§ **読む文章**
########
同報告書は、世界大手アパレル企業29社の水リスクの情報開示に関して分析したもの。年次報告書、規制当局への法定提出書類、IR資料等、合計3,947件の文書をもとに、自然言語処理(NLP)のAI技術を用いて、水リスクに関する認識を解析した。
対象企業は、アディダス、アメリカン・イーグル、GAP、H&M、ヘインズブランズ、エルメス、Inditex、ケリング、リーバイ・ストラウス、LVMHモエ・ヘネシー・ルイヴィトン、NIKE、プーマ、ラルフローレン、スケッチャーズ、アンダーアーマー、VFコーポレーション、ヴィクトリアズ・シークレット、Vipshop(唯品会)、ザランド。日本からはファーストリテイリングが対象となった。
同報告書によると、対象文書の約90%が水関連のリスクについて情報開示していなかった。一方、水関連のリスクを意識した言及の回数は、2018年の2,000回から2022年には9,000回を超えることから企業の意識は高まっている。
########
§ **保存データ**
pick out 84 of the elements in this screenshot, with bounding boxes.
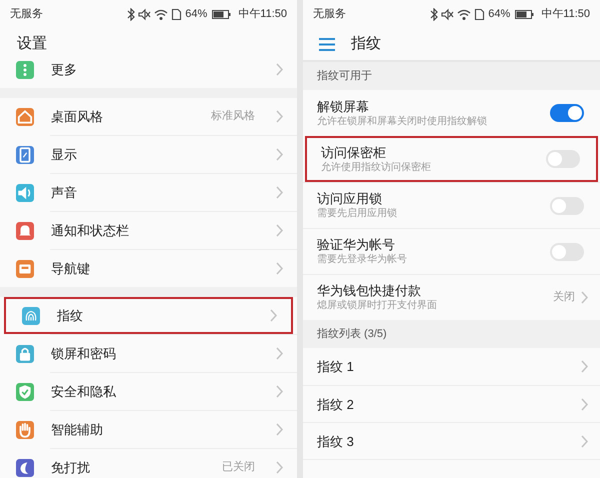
chevron-icon — [581, 360, 588, 373]
sim-icon — [474, 8, 486, 20]
settings-item[interactable]: 更多 — [0, 51, 297, 88]
chevron-icon — [581, 398, 588, 410]
chevron-icon — [276, 110, 283, 123]
settings-item[interactable]: 访问保密柜 允许使用指纹访问保密柜 — [305, 136, 598, 182]
wifi-icon — [457, 8, 472, 20]
item-label: 指纹 3 — [317, 432, 355, 450]
item-label: 免打扰 — [51, 458, 91, 477]
chevron-icon — [276, 347, 283, 360]
battery-icon — [212, 8, 232, 20]
item-label: 指纹 — [57, 306, 84, 325]
bluetooth-icon — [126, 8, 136, 20]
settings-item[interactable]: 通知和状态栏 — [0, 212, 297, 249]
item-description: 需要先登录华为帐号 — [317, 253, 408, 267]
screen-title: 指纹 — [351, 34, 381, 54]
settings-item[interactable]: 锁屏和密码 — [0, 335, 297, 372]
chevron-icon — [276, 63, 283, 76]
clock-text: 中午11:50 — [238, 6, 287, 22]
carrier-text: 无服务 — [313, 6, 346, 22]
settings-item[interactable]: 导航键 — [0, 250, 297, 287]
chevron-icon — [276, 148, 283, 161]
toggle-switch[interactable] — [550, 196, 584, 214]
settings-item[interactable]: 桌面风格 标准风格 — [0, 98, 297, 135]
item-label: 指纹 1 — [317, 358, 355, 375]
item-label: 访问保密柜 — [321, 144, 387, 160]
item-label: 通知和状态栏 — [51, 222, 130, 240]
settings-item[interactable]: 指纹 — [4, 297, 293, 334]
section-header: 指纹可用于 — [303, 62, 600, 90]
chevron-icon — [270, 309, 277, 322]
settings-item[interactable]: 安全和隐私 — [0, 373, 297, 410]
settings-item[interactable]: 访问应用锁 需要先启用应用锁 — [303, 182, 600, 228]
settings-item[interactable]: 指纹 3 — [303, 422, 600, 459]
settings-item[interactable]: 声音 — [0, 174, 297, 211]
settings-item[interactable]: 显示 — [0, 136, 297, 173]
item-label: 安全和隐私 — [51, 382, 117, 401]
chevron-icon — [276, 224, 283, 237]
item-label: 智能辅助 — [51, 420, 104, 439]
item-label: 解锁屏幕 — [317, 98, 370, 114]
mute-icon — [138, 8, 152, 20]
chevron-icon — [276, 262, 283, 275]
mute-icon — [441, 8, 454, 20]
item-label: 显示 — [51, 146, 78, 164]
toggle-switch[interactable] — [550, 242, 584, 260]
chevron-icon — [581, 434, 588, 448]
item-description: 允许在锁屏和屏幕关闭时使用指纹解锁 — [317, 114, 488, 128]
settings-item[interactable]: 解锁屏幕 允许在锁屏和屏幕关闭时使用指纹解锁 — [303, 90, 600, 136]
item-value: 关闭 — [553, 290, 575, 306]
settings-item[interactable]: 验证华为帐号 需要先登录华为帐号 — [303, 228, 600, 274]
item-label: 声音 — [51, 184, 78, 202]
wifi-icon — [154, 8, 168, 20]
item-label: 锁屏和密码 — [51, 344, 117, 363]
settings-item[interactable]: 免打扰 已关闭 — [0, 449, 297, 478]
bluetooth-icon — [429, 8, 438, 20]
battery-text: 64% — [185, 6, 208, 22]
sim-icon — [171, 8, 182, 20]
toggle-switch[interactable] — [546, 150, 580, 168]
chevron-icon — [276, 186, 283, 199]
clock-text: 中午11:50 — [541, 6, 590, 22]
settings-item[interactable]: 指纹 1 — [303, 348, 600, 385]
item-label: 更多 — [51, 60, 78, 79]
chevron-icon — [276, 423, 283, 436]
item-description: 熄屏或锁屏时打开支付界面 — [317, 299, 438, 313]
item-description: 需要先启用应用锁 — [317, 207, 398, 221]
toggle-switch[interactable] — [550, 104, 584, 122]
item-label: 华为钱包快捷付款 — [317, 282, 422, 299]
battery-text: 64% — [488, 6, 510, 22]
item-label: 访问应用锁 — [317, 190, 383, 207]
menu-icon[interactable] — [319, 38, 335, 50]
settings-item[interactable]: 智能辅助 — [0, 411, 297, 448]
item-label: 导航键 — [51, 260, 91, 278]
item-label: 桌面风格 — [51, 108, 104, 126]
section-header: 指纹列表 (3/5) — [303, 320, 600, 348]
chevron-icon — [276, 461, 283, 474]
item-description: 允许使用指纹访问保密柜 — [321, 160, 432, 174]
item-value: 标准风格 — [211, 109, 255, 124]
item-label: 指纹 2 — [317, 396, 355, 412]
chevron-icon — [581, 291, 588, 304]
item-value: 已关闭 — [222, 460, 255, 476]
item-label: 验证华为帐号 — [317, 236, 396, 253]
carrier-text: 无服务 — [10, 6, 43, 22]
chevron-icon — [276, 385, 283, 398]
battery-icon — [515, 8, 534, 20]
settings-item[interactable]: 指纹 2 — [303, 385, 600, 422]
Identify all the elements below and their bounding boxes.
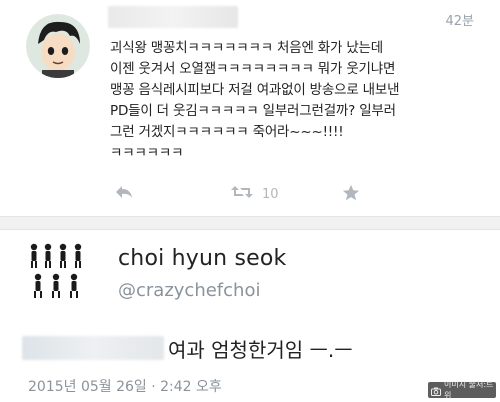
########
§ **課題**
1. アパレル企業の水リスクに関する文章では、企業の水リスクへの意識が高まっていると言える根拠として何が示されていますか？1～3文で説明してください。
2. アパレル企業の水リスクに関する文章で、分析のもとになった文書の種類として具体的に名前が挙がっているものは何ですか？すべて挙げてください。
3. アパレル企業の水リスクに関する文章の続きを書いてください。
資料はこの作業とは関係ありません。

§ **問題の解答**
1. 水関連のリスクを意識した言及の回数が、2018年の2,000回から2022年には9,000回を超えるまでに増えたことが根拠として示されています。

2.
・年次報告書
・規制当局への法定提出書類
・IR資料

3.
水リスクに関する情報開示は、2022年には83%がサステナビリティレポートで実施。情報開示をした企業は、非高級ブランドが最多で、高級ブランドが次に多かった。反対に小売企業では言及が少なかった。水リスクに関する情報開示の質はほとんど変化しておらず、水使用量を中心とした開示にとどまり、汚染物質への開示は非常に限定的だった。
企業毎のスコアでは、ヘインズブランズが最高スコアをマーク。GAP、次にVFコーポレーションとケリングが続く形。ファーストリテイリングは下位だった。
同NGOは、アパレル業界に関係するステークホルダーに対して投資判断に水リスクを含める必要性を訴えた。また、アパレル企業に対して、CDPのような標準化された枠組みを通じて、水使用量や汚染物質リスクに関する情報開示を行うよう呼びかけた。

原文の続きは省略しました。